--- Exercise ---
Reproduce each of the rows below word for word, with no changes.

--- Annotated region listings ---
************

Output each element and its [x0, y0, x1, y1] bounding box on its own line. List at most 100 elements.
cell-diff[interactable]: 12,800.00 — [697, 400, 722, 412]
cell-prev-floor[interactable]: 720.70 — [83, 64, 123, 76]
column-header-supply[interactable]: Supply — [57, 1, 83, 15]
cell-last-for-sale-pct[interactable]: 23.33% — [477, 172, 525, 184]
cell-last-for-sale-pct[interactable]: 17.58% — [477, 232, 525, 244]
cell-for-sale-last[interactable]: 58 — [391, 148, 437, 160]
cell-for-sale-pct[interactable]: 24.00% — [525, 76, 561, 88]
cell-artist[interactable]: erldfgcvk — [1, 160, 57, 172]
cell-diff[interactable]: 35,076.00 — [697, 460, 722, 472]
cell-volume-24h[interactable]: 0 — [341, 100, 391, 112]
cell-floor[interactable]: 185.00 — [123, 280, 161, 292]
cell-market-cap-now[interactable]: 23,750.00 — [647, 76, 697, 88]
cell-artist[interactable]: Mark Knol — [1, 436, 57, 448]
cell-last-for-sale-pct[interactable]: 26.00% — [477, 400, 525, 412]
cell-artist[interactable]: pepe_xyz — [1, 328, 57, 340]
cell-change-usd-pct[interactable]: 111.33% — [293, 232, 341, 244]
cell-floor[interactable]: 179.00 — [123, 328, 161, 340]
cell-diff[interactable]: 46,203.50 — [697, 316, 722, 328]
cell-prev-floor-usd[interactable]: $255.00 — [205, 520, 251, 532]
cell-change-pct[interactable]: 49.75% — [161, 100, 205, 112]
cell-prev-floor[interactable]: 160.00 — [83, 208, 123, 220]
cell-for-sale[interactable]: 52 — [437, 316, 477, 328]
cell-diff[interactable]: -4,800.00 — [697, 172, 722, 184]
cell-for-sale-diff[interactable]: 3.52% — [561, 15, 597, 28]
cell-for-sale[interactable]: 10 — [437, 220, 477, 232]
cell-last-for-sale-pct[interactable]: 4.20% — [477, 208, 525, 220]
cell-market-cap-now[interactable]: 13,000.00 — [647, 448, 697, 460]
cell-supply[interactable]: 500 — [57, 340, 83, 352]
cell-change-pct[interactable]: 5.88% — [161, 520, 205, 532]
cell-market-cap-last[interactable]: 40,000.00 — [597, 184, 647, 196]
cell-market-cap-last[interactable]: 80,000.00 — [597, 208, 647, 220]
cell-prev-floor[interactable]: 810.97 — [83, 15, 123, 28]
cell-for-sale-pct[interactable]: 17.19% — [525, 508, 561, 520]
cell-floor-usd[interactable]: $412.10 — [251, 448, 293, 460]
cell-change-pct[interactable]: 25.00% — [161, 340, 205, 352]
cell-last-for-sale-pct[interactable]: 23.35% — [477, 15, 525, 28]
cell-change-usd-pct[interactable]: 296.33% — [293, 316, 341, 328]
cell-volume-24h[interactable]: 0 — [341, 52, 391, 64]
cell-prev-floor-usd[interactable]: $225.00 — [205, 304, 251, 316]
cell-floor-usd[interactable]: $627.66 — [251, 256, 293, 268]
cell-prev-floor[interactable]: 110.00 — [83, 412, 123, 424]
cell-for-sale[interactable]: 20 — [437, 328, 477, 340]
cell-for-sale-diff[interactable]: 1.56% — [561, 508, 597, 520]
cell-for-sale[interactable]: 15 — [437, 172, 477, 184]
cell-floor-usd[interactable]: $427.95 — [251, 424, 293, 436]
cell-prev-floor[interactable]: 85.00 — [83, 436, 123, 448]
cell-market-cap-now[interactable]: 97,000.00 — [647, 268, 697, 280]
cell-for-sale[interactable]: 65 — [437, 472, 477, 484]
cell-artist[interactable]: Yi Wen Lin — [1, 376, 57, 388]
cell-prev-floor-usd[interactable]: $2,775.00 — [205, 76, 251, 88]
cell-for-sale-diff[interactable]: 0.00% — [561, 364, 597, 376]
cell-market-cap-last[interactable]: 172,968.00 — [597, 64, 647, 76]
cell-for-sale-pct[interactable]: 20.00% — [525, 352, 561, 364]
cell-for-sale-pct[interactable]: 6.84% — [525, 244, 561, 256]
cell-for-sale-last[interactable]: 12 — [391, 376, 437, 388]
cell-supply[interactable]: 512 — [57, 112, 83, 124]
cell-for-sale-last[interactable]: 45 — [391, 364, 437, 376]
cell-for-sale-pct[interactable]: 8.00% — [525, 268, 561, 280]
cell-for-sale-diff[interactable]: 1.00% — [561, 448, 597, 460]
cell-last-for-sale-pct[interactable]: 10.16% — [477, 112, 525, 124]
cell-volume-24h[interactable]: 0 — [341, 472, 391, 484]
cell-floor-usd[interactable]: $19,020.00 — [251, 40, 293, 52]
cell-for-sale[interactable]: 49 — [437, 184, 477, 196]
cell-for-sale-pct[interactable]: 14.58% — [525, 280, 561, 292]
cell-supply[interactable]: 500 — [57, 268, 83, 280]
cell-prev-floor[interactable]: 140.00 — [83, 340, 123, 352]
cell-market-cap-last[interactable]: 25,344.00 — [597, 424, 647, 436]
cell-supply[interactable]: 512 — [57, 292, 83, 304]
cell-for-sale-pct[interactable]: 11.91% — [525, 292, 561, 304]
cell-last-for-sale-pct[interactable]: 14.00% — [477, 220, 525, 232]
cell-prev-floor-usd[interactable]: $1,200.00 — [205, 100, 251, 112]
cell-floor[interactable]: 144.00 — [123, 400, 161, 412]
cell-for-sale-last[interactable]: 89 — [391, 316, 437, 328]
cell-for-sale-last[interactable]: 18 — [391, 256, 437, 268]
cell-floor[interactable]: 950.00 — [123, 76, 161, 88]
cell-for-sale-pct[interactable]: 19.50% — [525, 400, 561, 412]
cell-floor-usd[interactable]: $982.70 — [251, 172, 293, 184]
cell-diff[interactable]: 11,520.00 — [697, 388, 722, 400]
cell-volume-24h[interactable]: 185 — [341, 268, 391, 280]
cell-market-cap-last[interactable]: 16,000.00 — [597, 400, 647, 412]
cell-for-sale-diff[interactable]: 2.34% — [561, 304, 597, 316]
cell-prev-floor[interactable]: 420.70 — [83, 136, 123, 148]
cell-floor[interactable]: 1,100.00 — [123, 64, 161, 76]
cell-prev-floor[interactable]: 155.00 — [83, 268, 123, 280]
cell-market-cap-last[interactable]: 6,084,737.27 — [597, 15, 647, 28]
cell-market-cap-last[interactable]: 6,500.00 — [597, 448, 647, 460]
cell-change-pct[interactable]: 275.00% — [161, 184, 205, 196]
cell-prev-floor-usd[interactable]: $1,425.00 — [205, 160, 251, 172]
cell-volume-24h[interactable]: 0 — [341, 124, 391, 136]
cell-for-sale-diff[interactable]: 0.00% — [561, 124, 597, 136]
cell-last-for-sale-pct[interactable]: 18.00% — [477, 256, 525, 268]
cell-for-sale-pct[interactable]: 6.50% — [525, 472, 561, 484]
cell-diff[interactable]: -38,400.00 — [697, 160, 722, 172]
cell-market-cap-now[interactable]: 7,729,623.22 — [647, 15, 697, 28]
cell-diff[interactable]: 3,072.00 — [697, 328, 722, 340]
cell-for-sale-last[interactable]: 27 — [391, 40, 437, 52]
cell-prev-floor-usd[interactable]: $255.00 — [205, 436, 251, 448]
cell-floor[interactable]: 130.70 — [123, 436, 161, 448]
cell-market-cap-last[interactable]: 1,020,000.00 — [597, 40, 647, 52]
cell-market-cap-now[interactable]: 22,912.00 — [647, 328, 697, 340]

************

--- Finished answer ---
Output each element and its [x0, y0, x1, y1] bounding box on its own line. List at most 100 elements.
cell-diff[interactable]: 12,800.00 — [697, 400, 722, 412]
cell-prev-floor[interactable]: 720.70 — [83, 64, 123, 76]
column-header-supply[interactable]: Supply — [57, 1, 83, 15]
cell-last-for-sale-pct[interactable]: 23.33% — [477, 172, 525, 184]
cell-last-for-sale-pct[interactable]: 17.58% — [477, 232, 525, 244]
cell-for-sale-last[interactable]: 58 — [391, 148, 437, 160]
cell-for-sale-pct[interactable]: 24.00% — [525, 76, 561, 88]
cell-artist[interactable]: erldfgcvk — [1, 160, 57, 172]
cell-diff[interactable]: 35,076.00 — [697, 460, 722, 472]
cell-volume-24h[interactable]: 0 — [341, 100, 391, 112]
cell-floor[interactable]: 185.00 — [123, 280, 161, 292]
cell-market-cap-now[interactable]: 23,750.00 — [647, 76, 697, 88]
cell-artist[interactable]: Mark Knol — [1, 436, 57, 448]
cell-last-for-sale-pct[interactable]: 26.00% — [477, 400, 525, 412]
cell-artist[interactable]: pepe_xyz — [1, 328, 57, 340]
cell-change-usd-pct[interactable]: 111.33% — [293, 232, 341, 244]
cell-floor[interactable]: 179.00 — [123, 328, 161, 340]
cell-diff[interactable]: 46,203.50 — [697, 316, 722, 328]
cell-prev-floor-usd[interactable]: $255.00 — [205, 520, 251, 532]
cell-change-pct[interactable]: 49.75% — [161, 100, 205, 112]
cell-prev-floor[interactable]: 160.00 — [83, 208, 123, 220]
cell-for-sale[interactable]: 52 — [437, 316, 477, 328]
cell-diff[interactable]: -4,800.00 — [697, 172, 722, 184]
cell-for-sale-diff[interactable]: 3.52% — [561, 15, 597, 28]
cell-for-sale[interactable]: 10 — [437, 220, 477, 232]
cell-last-for-sale-pct[interactable]: 4.20% — [477, 208, 525, 220]
cell-market-cap-now[interactable]: 13,000.00 — [647, 448, 697, 460]
cell-supply[interactable]: 500 — [57, 340, 83, 352]
cell-change-pct[interactable]: 5.88% — [161, 520, 205, 532]
cell-market-cap-last[interactable]: 40,000.00 — [597, 184, 647, 196]
cell-market-cap-last[interactable]: 80,000.00 — [597, 208, 647, 220]
cell-prev-floor[interactable]: 810.97 — [83, 15, 123, 28]
cell-for-sale-pct[interactable]: 17.19% — [525, 508, 561, 520]
cell-floor-usd[interactable]: $412.10 — [251, 448, 293, 460]
cell-change-pct[interactable]: 25.00% — [161, 340, 205, 352]
cell-last-for-sale-pct[interactable]: 23.35% — [477, 15, 525, 28]
cell-change-usd-pct[interactable]: 296.33% — [293, 316, 341, 328]
cell-volume-24h[interactable]: 0 — [341, 52, 391, 64]
cell-prev-floor-usd[interactable]: $225.00 — [205, 304, 251, 316]
cell-floor-usd[interactable]: $627.66 — [251, 256, 293, 268]
cell-prev-floor[interactable]: 110.00 — [83, 412, 123, 424]
cell-for-sale[interactable]: 20 — [437, 328, 477, 340]
cell-for-sale-diff[interactable]: 1.56% — [561, 508, 597, 520]
cell-for-sale[interactable]: 15 — [437, 172, 477, 184]
cell-floor-usd[interactable]: $427.95 — [251, 424, 293, 436]
cell-prev-floor[interactable]: 85.00 — [83, 436, 123, 448]
cell-market-cap-now[interactable]: 97,000.00 — [647, 268, 697, 280]
cell-for-sale[interactable]: 65 — [437, 472, 477, 484]
cell-artist[interactable]: Yi Wen Lin — [1, 376, 57, 388]
cell-prev-floor-usd[interactable]: $2,775.00 — [205, 76, 251, 88]
cell-for-sale-diff[interactable]: 0.00% — [561, 364, 597, 376]
cell-market-cap-last[interactable]: 172,968.00 — [597, 64, 647, 76]
cell-for-sale-pct[interactable]: 20.00% — [525, 352, 561, 364]
cell-for-sale-pct[interactable]: 6.84% — [525, 244, 561, 256]
cell-for-sale-last[interactable]: 12 — [391, 376, 437, 388]
cell-supply[interactable]: 512 — [57, 112, 83, 124]
cell-for-sale-last[interactable]: 45 — [391, 364, 437, 376]
cell-for-sale-pct[interactable]: 8.00% — [525, 268, 561, 280]
cell-for-sale-diff[interactable]: 1.00% — [561, 448, 597, 460]
cell-last-for-sale-pct[interactable]: 10.16% — [477, 112, 525, 124]
cell-volume-24h[interactable]: 0 — [341, 472, 391, 484]
cell-floor-usd[interactable]: $19,020.00 — [251, 40, 293, 52]
cell-for-sale[interactable]: 49 — [437, 184, 477, 196]
cell-for-sale-pct[interactable]: 14.58% — [525, 280, 561, 292]
cell-supply[interactable]: 500 — [57, 268, 83, 280]
cell-prev-floor[interactable]: 140.00 — [83, 340, 123, 352]
cell-market-cap-last[interactable]: 25,344.00 — [597, 424, 647, 436]
cell-supply[interactable]: 512 — [57, 292, 83, 304]
cell-for-sale-pct[interactable]: 11.91% — [525, 292, 561, 304]
cell-last-for-sale-pct[interactable]: 14.00% — [477, 220, 525, 232]
cell-prev-floor-usd[interactable]: $1,200.00 — [205, 100, 251, 112]
cell-floor[interactable]: 144.00 — [123, 400, 161, 412]
cell-for-sale-last[interactable]: 89 — [391, 316, 437, 328]
cell-for-sale-last[interactable]: 18 — [391, 256, 437, 268]
cell-floor[interactable]: 950.00 — [123, 76, 161, 88]
cell-for-sale-pct[interactable]: 19.50% — [525, 400, 561, 412]
cell-floor-usd[interactable]: $982.70 — [251, 172, 293, 184]
cell-diff[interactable]: 11,520.00 — [697, 388, 722, 400]
cell-volume-24h[interactable]: 185 — [341, 268, 391, 280]
cell-market-cap-last[interactable]: 16,000.00 — [597, 400, 647, 412]
cell-for-sale-diff[interactable]: 2.34% — [561, 304, 597, 316]
cell-prev-floor[interactable]: 420.70 — [83, 136, 123, 148]
cell-floor[interactable]: 1,100.00 — [123, 64, 161, 76]
cell-prev-floor[interactable]: 155.00 — [83, 268, 123, 280]
cell-market-cap-last[interactable]: 6,084,737.27 — [597, 15, 647, 28]
cell-market-cap-last[interactable]: 6,500.00 — [597, 448, 647, 460]
cell-change-pct[interactable]: 275.00% — [161, 184, 205, 196]
cell-prev-floor-usd[interactable]: $1,425.00 — [205, 160, 251, 172]
cell-volume-24h[interactable]: 0 — [341, 124, 391, 136]
cell-for-sale-diff[interactable]: 0.00% — [561, 124, 597, 136]
cell-last-for-sale-pct[interactable]: 18.00% — [477, 256, 525, 268]
cell-for-sale-pct[interactable]: 6.50% — [525, 472, 561, 484]
cell-diff[interactable]: -38,400.00 — [697, 160, 722, 172]
cell-market-cap-now[interactable]: 7,729,623.22 — [647, 15, 697, 28]
cell-diff[interactable]: 3,072.00 — [697, 328, 722, 340]
cell-for-sale-last[interactable]: 27 — [391, 40, 437, 52]
cell-prev-floor-usd[interactable]: $255.00 — [205, 436, 251, 448]
cell-floor[interactable]: 130.70 — [123, 436, 161, 448]
cell-market-cap-last[interactable]: 1,020,000.00 — [597, 40, 647, 52]
cell-market-cap-now[interactable]: 22,912.00 — [647, 328, 697, 340]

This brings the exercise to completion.